- EXERCISE GOAL: Pull out every line containing the string "text".
══════════════════════════════
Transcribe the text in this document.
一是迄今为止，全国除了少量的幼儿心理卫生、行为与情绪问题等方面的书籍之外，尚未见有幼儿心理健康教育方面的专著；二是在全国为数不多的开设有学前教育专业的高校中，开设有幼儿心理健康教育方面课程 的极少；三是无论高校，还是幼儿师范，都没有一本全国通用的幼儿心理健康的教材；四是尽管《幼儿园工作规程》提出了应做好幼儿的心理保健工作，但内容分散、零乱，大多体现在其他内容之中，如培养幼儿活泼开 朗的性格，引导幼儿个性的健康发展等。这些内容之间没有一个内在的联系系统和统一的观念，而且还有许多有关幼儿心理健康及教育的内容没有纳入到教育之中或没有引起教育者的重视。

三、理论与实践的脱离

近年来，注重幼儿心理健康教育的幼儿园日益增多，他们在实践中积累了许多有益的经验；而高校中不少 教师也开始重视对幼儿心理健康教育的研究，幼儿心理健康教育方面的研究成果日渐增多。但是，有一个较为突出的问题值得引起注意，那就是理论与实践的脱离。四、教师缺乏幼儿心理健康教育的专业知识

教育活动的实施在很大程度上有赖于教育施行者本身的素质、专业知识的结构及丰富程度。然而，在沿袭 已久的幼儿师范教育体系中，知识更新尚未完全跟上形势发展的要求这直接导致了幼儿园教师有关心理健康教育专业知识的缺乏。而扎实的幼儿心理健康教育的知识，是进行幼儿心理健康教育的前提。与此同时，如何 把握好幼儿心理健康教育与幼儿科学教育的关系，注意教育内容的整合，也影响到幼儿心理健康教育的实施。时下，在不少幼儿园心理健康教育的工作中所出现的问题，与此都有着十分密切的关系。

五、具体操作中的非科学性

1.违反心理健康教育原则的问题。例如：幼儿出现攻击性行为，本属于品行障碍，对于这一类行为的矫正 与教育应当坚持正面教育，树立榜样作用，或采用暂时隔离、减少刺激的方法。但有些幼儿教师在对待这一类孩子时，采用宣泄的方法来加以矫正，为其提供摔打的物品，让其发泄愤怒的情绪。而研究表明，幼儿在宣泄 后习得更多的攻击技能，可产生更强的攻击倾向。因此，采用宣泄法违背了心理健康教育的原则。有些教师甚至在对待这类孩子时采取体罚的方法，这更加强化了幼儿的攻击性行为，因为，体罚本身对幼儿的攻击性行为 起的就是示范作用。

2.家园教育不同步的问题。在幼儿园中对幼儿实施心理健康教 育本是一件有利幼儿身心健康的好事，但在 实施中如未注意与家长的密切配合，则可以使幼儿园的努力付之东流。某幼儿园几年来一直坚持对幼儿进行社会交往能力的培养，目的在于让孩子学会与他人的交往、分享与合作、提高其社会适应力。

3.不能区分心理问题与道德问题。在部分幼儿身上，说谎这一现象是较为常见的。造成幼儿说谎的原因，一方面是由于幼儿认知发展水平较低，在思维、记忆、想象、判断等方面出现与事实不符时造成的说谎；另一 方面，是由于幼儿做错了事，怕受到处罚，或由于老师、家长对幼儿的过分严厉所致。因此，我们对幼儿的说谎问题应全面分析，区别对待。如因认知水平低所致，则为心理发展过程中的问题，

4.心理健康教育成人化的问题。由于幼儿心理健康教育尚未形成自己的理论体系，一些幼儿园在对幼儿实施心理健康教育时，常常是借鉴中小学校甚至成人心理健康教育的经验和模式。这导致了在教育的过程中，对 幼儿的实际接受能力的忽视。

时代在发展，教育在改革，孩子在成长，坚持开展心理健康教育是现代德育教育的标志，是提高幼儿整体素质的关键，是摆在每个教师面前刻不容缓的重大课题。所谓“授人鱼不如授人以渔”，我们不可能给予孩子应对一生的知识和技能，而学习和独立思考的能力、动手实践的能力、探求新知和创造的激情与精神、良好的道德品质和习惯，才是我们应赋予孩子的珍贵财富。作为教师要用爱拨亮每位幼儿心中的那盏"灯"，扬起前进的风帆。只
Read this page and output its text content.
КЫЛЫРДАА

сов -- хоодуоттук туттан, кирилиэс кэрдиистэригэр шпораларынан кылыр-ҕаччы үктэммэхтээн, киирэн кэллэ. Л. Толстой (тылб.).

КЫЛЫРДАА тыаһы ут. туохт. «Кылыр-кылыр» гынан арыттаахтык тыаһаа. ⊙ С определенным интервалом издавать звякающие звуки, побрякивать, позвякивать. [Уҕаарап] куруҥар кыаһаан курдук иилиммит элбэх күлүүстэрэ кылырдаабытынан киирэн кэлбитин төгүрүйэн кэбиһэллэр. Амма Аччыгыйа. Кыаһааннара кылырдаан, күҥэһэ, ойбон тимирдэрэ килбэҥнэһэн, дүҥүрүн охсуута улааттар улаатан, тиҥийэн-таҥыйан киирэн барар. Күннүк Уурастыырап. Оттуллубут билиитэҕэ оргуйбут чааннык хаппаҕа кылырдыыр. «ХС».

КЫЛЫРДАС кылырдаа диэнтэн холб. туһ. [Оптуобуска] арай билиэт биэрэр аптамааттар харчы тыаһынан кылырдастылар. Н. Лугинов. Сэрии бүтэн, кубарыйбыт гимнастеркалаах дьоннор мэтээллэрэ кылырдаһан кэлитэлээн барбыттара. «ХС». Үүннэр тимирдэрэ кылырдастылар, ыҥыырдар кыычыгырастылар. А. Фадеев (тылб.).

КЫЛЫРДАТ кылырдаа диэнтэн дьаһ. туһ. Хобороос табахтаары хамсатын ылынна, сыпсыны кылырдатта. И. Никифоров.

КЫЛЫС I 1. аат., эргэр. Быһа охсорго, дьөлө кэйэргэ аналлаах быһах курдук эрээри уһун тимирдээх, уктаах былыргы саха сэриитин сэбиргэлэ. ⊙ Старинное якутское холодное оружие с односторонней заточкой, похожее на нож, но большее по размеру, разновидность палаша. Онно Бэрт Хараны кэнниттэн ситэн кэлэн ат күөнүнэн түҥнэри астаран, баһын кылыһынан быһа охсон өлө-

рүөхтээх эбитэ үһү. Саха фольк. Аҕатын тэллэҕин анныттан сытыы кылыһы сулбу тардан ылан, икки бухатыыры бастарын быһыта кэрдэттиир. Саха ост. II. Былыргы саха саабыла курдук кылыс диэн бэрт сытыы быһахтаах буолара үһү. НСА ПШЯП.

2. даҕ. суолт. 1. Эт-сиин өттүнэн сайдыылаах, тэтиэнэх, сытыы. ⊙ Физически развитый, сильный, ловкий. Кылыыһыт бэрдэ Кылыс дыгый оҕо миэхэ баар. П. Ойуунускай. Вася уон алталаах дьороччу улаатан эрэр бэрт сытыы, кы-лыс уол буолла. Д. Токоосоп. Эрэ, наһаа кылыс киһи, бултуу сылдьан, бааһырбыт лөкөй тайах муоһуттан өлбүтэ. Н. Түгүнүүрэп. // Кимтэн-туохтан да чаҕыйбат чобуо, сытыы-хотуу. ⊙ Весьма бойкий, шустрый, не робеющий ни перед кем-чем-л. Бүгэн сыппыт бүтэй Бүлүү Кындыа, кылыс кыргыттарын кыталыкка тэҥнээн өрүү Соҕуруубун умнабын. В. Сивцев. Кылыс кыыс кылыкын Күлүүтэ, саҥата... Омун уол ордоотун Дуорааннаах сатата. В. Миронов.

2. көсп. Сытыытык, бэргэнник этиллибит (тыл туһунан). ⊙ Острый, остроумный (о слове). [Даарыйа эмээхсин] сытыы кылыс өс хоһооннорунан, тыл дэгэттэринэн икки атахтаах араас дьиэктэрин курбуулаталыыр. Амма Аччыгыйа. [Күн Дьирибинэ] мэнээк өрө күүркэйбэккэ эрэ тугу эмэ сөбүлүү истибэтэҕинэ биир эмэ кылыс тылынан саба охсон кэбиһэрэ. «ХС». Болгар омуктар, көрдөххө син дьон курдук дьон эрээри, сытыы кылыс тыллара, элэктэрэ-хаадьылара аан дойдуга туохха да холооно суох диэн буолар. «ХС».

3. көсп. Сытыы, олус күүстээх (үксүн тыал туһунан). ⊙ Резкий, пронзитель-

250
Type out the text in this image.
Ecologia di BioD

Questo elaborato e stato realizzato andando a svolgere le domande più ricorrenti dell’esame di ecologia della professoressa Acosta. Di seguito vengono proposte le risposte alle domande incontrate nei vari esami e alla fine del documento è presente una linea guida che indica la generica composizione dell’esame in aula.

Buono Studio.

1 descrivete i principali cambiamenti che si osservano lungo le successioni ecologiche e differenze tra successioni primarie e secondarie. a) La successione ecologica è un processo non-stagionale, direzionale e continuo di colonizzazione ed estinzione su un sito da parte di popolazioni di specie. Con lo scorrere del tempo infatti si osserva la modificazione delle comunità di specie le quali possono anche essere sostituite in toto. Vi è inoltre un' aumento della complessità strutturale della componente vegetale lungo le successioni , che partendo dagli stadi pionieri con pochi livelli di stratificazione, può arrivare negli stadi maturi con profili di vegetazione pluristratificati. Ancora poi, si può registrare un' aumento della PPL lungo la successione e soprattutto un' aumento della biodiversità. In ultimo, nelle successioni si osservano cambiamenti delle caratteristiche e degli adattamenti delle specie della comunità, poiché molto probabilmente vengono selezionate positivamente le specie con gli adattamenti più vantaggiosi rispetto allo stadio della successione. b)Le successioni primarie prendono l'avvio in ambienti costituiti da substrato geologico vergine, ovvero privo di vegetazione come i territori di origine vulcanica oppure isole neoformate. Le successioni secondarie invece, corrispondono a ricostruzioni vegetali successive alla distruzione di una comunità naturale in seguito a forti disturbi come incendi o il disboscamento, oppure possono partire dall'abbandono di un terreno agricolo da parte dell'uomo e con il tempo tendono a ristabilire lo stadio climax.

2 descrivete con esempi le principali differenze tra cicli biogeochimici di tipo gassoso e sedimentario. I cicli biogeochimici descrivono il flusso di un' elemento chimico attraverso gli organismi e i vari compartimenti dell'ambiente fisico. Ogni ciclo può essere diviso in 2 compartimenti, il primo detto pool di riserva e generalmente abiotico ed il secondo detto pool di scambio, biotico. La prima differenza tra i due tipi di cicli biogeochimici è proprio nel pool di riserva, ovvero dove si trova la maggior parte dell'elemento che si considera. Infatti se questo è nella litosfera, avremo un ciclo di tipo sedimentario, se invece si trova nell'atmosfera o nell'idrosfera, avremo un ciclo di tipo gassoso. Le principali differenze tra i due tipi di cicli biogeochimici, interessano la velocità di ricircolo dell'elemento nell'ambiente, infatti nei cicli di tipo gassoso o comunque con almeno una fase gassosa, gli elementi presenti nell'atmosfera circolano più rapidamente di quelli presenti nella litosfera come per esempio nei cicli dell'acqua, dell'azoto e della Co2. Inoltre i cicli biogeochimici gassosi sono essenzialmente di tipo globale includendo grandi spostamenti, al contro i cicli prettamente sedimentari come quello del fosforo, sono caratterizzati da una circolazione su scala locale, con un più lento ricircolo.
══════════════════════════════
- ANSWER TO THIS TASK:
Transcribe the text in this document.
Read this page and output its text content.
Type out the text in this image.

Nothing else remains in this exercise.